Stored data
* start *
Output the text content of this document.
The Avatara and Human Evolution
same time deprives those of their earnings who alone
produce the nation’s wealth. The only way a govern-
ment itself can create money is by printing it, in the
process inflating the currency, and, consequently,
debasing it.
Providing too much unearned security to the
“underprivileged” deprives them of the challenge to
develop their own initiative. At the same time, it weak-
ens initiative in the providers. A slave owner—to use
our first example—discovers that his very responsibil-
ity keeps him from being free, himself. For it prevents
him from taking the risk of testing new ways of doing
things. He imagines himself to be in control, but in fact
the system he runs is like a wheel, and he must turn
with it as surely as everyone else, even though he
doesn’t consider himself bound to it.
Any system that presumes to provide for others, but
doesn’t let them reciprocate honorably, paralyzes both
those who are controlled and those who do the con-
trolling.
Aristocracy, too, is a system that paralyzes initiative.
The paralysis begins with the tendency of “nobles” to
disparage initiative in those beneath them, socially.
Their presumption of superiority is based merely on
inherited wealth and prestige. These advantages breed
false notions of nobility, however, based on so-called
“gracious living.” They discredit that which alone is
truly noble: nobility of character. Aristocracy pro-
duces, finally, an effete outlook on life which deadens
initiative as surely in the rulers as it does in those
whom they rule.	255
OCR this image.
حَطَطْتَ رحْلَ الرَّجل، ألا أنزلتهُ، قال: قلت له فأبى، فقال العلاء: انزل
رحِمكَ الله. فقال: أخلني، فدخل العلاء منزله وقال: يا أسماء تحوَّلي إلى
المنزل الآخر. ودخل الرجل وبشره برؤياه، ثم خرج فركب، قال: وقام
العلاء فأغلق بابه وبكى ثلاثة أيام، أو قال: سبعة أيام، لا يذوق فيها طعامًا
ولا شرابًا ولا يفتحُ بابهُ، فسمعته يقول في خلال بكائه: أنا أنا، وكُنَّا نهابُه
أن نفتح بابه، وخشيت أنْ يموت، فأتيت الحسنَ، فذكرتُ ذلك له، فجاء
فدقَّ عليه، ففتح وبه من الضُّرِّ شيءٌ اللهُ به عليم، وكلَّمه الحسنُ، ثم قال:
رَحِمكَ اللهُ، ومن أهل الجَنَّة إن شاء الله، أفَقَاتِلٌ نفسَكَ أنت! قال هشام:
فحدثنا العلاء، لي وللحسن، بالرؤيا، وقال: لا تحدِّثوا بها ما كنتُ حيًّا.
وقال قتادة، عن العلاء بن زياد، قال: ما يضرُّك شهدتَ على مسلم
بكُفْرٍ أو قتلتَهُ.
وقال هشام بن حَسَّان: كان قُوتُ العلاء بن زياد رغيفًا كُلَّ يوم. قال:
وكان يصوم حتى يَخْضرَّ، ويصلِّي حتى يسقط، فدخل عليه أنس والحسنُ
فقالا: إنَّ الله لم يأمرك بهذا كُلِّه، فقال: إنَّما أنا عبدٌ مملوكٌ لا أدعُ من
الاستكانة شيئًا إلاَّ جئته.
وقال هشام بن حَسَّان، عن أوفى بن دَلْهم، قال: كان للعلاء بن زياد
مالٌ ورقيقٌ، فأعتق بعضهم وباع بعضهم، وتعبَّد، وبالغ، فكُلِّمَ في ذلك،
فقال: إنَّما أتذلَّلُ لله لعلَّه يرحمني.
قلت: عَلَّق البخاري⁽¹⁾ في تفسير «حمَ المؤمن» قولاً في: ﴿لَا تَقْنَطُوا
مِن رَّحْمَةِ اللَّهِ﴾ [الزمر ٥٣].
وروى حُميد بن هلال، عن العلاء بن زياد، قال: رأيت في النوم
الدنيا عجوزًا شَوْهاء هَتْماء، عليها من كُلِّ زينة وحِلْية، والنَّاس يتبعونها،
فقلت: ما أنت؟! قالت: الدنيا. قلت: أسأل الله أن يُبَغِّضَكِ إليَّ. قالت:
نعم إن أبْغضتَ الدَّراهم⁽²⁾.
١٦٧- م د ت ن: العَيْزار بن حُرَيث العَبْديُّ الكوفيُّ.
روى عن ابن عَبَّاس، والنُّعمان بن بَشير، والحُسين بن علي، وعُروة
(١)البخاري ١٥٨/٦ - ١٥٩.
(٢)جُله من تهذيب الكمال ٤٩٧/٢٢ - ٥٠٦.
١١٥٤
* end *
TO DO: Scan the lines for the string "time". Pick out every line that has it.

SOLVED PROBLEM:
same time deprives those of their earnings who alone
develop their own initiative. At the same time, it weak-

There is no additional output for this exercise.